-- start SUPPLIED RECORDS --

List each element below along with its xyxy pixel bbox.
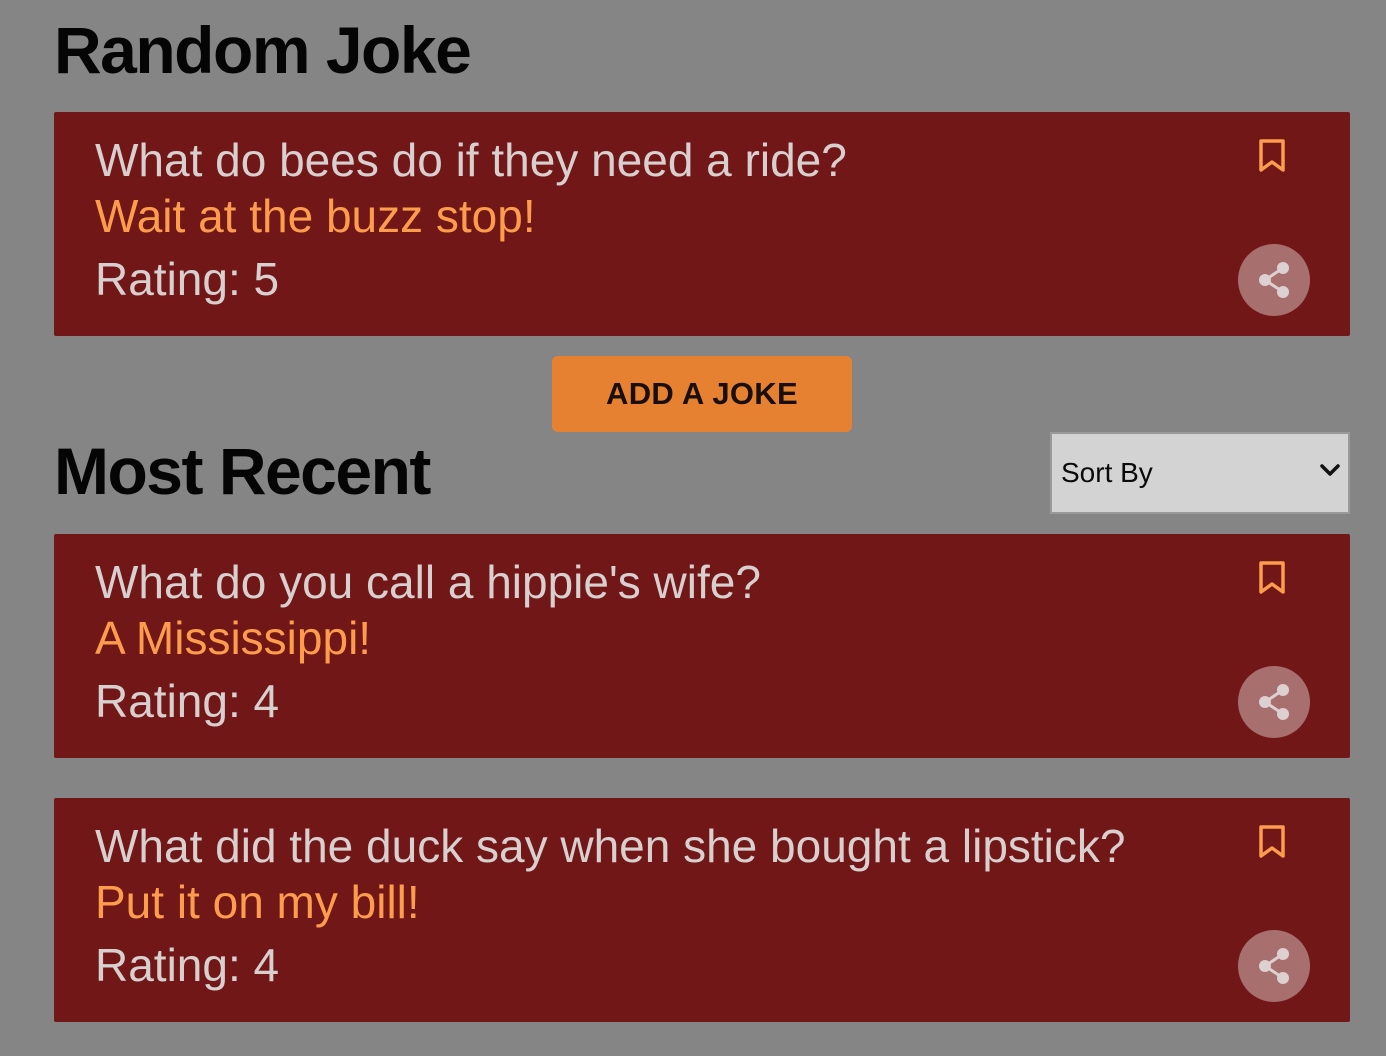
joke-question: What do bees do if they need a ride? [95,134,847,186]
joke-answer: Wait at the buzz stop! [95,190,536,242]
share-icon [1259,948,1289,984]
recent-joke-card: What do you call a hippie's wife? A Miss… [54,534,1350,758]
share-icon [1259,684,1289,720]
recent-joke-card: What did the duck say when she bought a … [54,798,1350,1022]
most-recent-heading: Most Recent [54,434,431,508]
joke-rating: Rating: 4 [95,939,280,991]
bookmark-button[interactable] [1252,558,1292,598]
add-joke-button[interactable]: ADD A JOKE [552,356,852,432]
bookmark-icon [1259,139,1285,172]
sort-by-select[interactable]: Sort By [1050,432,1350,514]
joke-rating: Rating: 5 [95,253,280,305]
share-button[interactable] [1238,930,1310,1002]
share-button[interactable] [1238,244,1310,316]
share-icon [1259,262,1289,298]
random-joke-card: What do bees do if they need a ride? Wai… [54,112,1350,336]
joke-answer: A Mississippi! [95,612,372,664]
share-button[interactable] [1238,666,1310,738]
joke-question: What do you call a hippie's wife? [95,556,761,608]
joke-answer: Put it on my bill! [95,876,420,928]
sort-by-selected-value: Sort By [1061,457,1153,488]
bookmark-icon [1259,825,1285,858]
bookmark-button[interactable] [1252,822,1292,862]
bookmark-button[interactable] [1252,136,1292,176]
bookmark-icon [1259,561,1285,594]
chevron-down-icon [1320,464,1340,476]
joke-rating: Rating: 4 [95,675,280,727]
random-joke-heading: Random Joke [54,13,472,87]
joke-question: What did the duck say when she bought a … [95,820,1126,872]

-- end SUPPLIED RECORDS --

Please format the listing above as a Markdown table with two columns, "No." and "Line". Give each line its own row, skip blank lines, and leave out the pictures.

| No. | Line |
|---|---|
| 1 | List each element below along with its xyxy pixel bbox. |
| 2 | joke-question: What do bees do if they need a ride? [95,134,847,186] |
| 3 | joke-answer: Wait at the buzz stop! [95,190,536,242] |
| 4 | share-icon [1259,948,1289,984] |
| 5 | recent-joke-card: What do you call a hippie's wife? A Miss… [54,534,1350,758] |
| 6 | share-icon [1259,684,1289,720] |
| 7 | recent-joke-card: What did the duck say when she bought a … [54,798,1350,1022] |
| 8 | most-recent-heading: Most Recent [54,434,431,508] |
| 9 | joke-rating: Rating: 4 [95,939,280,991] |
| 10 | bookmark-button[interactable] [1252,558,1292,598] |
| 11 | add-joke-button[interactable]: ADD A JOKE [552,356,852,432] |
| 12 | bookmark-icon [1259,139,1285,172] |
| 13 | sort-by-select[interactable]: Sort By [1050,432,1350,514] |
| 14 | joke-rating: Rating: 5 [95,253,280,305] |
| 15 | share-button[interactable] [1238,930,1310,1002] |
| 16 | share-button[interactable] [1238,244,1310,316] |
| 17 | share-icon [1259,262,1289,298] |
| 18 | random-joke-card: What do bees do if they need a ride? Wai… [54,112,1350,336] |
| 19 | joke-answer: A Mississippi! [95,612,372,664] |
| 20 | share-button[interactable] [1238,666,1310,738] |
| 21 | joke-question: What do you call a hippie's wife? [95,556,761,608] |
| 22 | joke-answer: Put it on my bill! [95,876,420,928] |
| 23 | sort-by-selected-value: Sort By [1061,457,1153,488] |
| 24 | bookmark-icon [1259,825,1285,858] |
| 25 | bookmark-button[interactable] [1252,822,1292,862] |
| 26 | bookmark-button[interactable] [1252,136,1292,176] |
| 27 | bookmark-icon [1259,561,1285,594] |
| 28 | chevron-down-icon [1320,464,1340,476] |
| 29 | joke-rating: Rating: 4 [95,675,280,727] |
| 30 | random-joke-heading: Random Joke [54,13,472,87] |
| 31 | joke-question: What did the duck say when she bought a … [95,820,1126,872] |